Items from a data source:
○ ○ ○

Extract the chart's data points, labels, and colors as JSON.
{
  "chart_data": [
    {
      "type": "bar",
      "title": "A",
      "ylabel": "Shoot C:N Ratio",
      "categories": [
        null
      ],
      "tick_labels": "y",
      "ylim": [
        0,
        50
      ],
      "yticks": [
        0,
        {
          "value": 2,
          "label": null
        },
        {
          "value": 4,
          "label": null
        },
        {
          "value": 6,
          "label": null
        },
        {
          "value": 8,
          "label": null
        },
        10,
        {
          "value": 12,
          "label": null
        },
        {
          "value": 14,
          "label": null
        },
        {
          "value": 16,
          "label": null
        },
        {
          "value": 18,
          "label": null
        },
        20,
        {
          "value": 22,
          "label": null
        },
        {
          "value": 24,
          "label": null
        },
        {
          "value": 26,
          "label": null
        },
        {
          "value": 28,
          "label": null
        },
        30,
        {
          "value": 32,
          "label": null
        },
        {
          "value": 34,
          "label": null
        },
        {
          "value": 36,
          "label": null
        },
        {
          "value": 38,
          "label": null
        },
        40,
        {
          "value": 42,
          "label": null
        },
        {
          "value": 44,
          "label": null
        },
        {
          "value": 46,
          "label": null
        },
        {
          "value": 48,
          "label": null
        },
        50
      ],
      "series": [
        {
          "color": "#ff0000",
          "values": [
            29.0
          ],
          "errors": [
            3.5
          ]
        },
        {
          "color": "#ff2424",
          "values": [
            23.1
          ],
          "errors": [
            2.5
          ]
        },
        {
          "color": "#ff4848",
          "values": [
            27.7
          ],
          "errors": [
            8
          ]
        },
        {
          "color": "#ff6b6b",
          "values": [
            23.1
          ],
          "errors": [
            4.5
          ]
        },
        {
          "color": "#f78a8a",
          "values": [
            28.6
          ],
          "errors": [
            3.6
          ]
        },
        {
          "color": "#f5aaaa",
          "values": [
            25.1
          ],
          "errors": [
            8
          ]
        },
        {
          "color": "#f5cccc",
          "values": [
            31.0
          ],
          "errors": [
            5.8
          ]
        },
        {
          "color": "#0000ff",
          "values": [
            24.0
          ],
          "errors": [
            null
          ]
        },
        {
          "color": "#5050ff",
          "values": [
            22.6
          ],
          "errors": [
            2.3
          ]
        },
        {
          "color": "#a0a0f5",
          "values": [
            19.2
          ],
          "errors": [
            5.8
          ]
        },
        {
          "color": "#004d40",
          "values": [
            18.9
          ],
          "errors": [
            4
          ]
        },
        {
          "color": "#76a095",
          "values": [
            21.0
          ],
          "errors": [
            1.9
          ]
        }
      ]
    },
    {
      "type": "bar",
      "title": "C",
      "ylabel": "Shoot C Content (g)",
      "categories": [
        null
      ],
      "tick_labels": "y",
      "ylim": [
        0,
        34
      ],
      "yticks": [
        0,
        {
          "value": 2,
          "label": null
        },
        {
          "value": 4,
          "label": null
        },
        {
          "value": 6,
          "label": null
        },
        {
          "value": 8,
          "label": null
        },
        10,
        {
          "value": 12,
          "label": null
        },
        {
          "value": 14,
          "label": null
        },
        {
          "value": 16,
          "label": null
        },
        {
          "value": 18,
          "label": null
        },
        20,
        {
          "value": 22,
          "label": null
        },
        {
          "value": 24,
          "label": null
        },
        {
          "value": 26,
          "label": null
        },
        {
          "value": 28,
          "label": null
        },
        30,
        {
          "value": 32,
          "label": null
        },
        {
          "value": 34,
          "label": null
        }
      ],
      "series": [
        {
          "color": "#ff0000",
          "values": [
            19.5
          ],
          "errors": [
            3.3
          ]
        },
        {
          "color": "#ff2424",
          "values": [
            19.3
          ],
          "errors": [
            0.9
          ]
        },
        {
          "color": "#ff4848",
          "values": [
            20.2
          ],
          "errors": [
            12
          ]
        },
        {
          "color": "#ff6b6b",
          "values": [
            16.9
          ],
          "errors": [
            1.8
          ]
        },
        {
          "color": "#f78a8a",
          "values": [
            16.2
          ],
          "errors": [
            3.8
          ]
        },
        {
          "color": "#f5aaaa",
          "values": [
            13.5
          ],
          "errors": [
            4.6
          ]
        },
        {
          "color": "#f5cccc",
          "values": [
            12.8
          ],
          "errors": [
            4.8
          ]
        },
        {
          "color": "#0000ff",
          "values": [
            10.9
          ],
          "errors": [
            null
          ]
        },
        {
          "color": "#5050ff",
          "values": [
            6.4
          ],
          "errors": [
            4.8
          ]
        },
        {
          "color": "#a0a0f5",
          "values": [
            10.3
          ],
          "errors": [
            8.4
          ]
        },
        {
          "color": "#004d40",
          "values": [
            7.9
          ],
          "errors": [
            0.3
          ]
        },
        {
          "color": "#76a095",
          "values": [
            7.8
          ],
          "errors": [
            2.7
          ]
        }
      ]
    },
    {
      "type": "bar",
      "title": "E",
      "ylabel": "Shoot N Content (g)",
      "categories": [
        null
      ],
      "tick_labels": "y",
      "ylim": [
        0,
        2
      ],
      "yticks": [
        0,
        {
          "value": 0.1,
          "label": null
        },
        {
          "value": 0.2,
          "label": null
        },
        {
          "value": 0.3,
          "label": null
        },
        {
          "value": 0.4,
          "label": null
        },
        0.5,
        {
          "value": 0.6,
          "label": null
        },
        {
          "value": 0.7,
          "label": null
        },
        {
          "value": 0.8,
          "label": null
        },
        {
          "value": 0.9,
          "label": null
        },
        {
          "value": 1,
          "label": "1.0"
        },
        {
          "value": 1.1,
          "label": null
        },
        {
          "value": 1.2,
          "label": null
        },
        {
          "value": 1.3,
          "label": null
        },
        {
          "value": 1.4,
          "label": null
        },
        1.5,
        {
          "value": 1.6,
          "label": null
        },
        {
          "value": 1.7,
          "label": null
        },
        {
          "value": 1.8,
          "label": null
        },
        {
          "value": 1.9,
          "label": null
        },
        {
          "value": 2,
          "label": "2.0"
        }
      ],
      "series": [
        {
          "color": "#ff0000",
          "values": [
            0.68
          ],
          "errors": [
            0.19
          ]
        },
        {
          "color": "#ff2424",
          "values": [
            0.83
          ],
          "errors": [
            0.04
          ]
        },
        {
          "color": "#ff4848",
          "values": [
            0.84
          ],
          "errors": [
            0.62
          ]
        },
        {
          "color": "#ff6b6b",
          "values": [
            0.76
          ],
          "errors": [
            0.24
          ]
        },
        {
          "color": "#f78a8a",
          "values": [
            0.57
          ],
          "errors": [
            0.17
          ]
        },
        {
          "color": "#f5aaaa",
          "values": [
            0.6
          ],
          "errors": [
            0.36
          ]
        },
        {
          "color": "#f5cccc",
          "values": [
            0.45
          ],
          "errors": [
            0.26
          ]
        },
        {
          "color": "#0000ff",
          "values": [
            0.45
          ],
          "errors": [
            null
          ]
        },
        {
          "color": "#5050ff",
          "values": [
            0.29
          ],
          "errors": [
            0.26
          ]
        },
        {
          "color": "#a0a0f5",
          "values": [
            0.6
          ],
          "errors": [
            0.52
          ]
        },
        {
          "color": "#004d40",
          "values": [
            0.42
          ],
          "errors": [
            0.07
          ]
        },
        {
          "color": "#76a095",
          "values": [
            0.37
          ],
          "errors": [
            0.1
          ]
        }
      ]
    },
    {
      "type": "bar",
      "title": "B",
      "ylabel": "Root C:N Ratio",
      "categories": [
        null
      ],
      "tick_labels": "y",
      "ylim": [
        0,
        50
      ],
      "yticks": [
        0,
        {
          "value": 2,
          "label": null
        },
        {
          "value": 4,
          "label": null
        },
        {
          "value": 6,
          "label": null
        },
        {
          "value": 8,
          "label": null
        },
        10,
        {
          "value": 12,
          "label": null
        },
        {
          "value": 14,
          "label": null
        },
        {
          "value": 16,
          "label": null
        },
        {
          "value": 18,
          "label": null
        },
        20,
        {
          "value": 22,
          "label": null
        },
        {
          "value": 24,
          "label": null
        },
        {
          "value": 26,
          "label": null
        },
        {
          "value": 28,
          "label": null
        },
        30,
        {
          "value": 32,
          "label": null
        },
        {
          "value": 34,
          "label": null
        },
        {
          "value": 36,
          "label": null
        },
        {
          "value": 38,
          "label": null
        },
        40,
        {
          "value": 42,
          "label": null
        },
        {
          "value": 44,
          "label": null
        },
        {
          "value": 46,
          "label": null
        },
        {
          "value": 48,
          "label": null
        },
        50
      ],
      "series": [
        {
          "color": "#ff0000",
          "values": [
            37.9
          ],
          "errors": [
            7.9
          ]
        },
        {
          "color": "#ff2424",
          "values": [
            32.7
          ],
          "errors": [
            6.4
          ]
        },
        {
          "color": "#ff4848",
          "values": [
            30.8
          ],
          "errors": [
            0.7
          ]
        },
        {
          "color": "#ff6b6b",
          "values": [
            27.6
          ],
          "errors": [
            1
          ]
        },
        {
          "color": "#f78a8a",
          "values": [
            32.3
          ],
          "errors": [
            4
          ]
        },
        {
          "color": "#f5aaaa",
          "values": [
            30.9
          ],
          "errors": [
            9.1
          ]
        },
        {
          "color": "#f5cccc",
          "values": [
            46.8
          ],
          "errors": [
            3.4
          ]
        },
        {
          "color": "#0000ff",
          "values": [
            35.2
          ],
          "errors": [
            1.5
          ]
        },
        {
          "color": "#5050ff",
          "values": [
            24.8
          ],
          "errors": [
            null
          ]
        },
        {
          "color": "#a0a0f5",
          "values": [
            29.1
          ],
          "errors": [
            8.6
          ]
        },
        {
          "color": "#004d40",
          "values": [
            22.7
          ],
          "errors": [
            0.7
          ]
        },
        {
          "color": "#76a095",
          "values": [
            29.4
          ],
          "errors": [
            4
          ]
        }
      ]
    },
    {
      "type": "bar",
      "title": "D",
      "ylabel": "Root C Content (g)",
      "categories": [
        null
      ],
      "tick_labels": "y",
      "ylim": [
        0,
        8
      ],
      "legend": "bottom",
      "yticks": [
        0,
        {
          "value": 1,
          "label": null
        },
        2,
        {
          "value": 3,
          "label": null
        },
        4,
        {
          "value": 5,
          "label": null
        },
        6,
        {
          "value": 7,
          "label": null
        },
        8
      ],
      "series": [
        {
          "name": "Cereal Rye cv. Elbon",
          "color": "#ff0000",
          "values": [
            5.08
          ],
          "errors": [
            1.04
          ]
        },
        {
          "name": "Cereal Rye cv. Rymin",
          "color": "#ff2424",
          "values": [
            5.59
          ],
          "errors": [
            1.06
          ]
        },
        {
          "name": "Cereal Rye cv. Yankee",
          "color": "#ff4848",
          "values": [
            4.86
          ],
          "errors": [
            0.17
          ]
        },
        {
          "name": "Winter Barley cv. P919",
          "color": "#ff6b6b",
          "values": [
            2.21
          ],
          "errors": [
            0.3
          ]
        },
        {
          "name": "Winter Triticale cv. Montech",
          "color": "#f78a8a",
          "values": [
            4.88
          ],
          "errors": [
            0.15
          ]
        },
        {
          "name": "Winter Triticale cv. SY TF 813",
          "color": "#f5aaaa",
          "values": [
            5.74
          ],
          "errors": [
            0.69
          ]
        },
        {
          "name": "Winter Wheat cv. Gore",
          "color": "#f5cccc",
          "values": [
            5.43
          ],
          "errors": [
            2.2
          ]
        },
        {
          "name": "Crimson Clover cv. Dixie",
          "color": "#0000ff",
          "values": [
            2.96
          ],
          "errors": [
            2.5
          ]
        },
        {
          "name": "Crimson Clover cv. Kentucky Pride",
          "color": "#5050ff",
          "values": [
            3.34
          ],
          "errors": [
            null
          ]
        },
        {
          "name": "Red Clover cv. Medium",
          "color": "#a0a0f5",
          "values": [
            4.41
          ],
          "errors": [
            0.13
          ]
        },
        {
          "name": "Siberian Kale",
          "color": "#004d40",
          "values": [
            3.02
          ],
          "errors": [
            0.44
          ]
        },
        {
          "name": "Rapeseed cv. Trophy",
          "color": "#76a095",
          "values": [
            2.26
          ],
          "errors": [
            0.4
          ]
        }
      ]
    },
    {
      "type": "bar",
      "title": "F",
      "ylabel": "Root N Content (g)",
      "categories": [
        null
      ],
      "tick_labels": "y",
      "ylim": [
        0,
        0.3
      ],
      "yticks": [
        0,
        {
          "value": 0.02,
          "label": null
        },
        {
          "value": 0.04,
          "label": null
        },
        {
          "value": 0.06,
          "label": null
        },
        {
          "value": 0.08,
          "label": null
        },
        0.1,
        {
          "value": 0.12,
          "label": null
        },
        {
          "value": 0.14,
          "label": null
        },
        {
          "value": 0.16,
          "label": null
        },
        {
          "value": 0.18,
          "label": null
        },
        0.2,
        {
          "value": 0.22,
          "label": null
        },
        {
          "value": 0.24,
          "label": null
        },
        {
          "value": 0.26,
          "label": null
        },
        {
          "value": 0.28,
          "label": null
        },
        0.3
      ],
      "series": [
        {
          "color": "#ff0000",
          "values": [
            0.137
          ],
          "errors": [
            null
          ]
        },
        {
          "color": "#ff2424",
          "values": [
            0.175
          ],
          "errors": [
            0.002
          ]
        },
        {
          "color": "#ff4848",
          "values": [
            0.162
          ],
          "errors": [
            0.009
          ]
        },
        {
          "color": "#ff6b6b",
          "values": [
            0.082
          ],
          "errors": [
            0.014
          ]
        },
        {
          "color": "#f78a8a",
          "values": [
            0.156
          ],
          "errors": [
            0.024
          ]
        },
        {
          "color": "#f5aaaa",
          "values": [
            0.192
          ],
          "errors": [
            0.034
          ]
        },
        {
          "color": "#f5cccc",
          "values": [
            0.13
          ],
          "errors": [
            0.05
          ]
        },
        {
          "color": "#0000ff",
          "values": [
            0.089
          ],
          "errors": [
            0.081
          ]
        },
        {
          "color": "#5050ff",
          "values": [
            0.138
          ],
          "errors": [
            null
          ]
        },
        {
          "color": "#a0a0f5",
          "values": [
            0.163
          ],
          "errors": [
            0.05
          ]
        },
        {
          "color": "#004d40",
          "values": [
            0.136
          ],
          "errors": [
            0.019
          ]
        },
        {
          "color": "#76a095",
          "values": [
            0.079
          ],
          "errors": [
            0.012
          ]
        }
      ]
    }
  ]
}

○ ○ ○

[Given exercise] Pick out each line containing the string "name" and copy it.

[The completed task]
          "name": "Cereal Rye cv. Elbon",
          "name": "Cereal Rye cv. Rymin",
          "name": "Cereal Rye cv. Yankee",
          "name": "Winter Barley cv. P919",
          "name": "Winter Triticale cv. Montech",
          "name": "Winter Triticale cv. SY TF 813",
          "name": "Winter Wheat cv. Gore",
          "name": "Crimson Clover cv. Dixie",
          "name": "Crimson Clover cv. Kentucky Pride",
          "name": "Red Clover cv. Medium",
          "name": "Siberian Kale",
          "name": "Rapeseed cv. Trophy",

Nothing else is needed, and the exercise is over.